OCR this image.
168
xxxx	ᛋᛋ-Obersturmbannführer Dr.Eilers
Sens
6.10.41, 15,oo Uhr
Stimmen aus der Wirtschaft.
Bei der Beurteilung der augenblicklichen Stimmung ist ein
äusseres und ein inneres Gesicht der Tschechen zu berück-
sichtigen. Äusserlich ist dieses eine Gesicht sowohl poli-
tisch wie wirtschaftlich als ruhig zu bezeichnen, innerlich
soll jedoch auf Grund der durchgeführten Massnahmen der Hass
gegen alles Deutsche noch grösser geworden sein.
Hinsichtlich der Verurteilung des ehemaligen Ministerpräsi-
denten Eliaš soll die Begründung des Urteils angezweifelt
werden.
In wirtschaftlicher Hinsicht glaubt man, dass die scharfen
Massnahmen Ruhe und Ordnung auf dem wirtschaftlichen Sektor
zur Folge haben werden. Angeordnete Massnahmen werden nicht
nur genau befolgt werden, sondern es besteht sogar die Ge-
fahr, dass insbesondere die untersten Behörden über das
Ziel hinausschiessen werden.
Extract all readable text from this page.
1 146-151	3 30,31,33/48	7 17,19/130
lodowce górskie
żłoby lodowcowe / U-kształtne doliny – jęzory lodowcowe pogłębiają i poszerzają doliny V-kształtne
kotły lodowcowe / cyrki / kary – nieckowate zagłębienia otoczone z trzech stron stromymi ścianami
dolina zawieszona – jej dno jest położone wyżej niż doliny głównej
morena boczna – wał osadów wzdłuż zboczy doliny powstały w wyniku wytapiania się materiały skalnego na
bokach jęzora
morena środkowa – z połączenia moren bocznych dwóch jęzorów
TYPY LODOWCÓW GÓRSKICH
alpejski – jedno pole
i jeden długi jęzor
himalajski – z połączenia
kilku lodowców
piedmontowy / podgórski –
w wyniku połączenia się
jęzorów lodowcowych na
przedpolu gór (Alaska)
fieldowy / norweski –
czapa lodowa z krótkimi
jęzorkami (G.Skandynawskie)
------------------------------------------------
_WHAT IS ASKED_: Quote the lines of the listing above that run from the line with "Extract all readable text from this page." through its last line, both included, and nothing else.

_SOLUTION TO THIS PROBLEM_:
Extract all readable text from this page.
1 146-151	3 30,31,33/48	7 17,19/130
lodowce górskie
żłoby lodowcowe / U-kształtne doliny – jęzory lodowcowe pogłębiają i poszerzają doliny V-kształtne
kotły lodowcowe / cyrki / kary – nieckowate zagłębienia otoczone z trzech stron stromymi ścianami
dolina zawieszona – jej dno jest położone wyżej niż doliny głównej
morena boczna – wał osadów wzdłuż zboczy doliny powstały w wyniku wytapiania się materiały skalnego na
bokach jęzora
morena środkowa – z połączenia moren bocznych dwóch jęzorów
TYPY LODOWCÓW GÓRSKICH
alpejski – jedno pole
i jeden długi jęzor
himalajski – z połączenia
kilku lodowców
piedmontowy / podgórski –
w wyniku połączenia się
jęzorów lodowcowych na
przedpolu gór (Alaska)
fieldowy / norweski –
czapa lodowa z krótkimi
jęzorkami (G.Skandynawskie)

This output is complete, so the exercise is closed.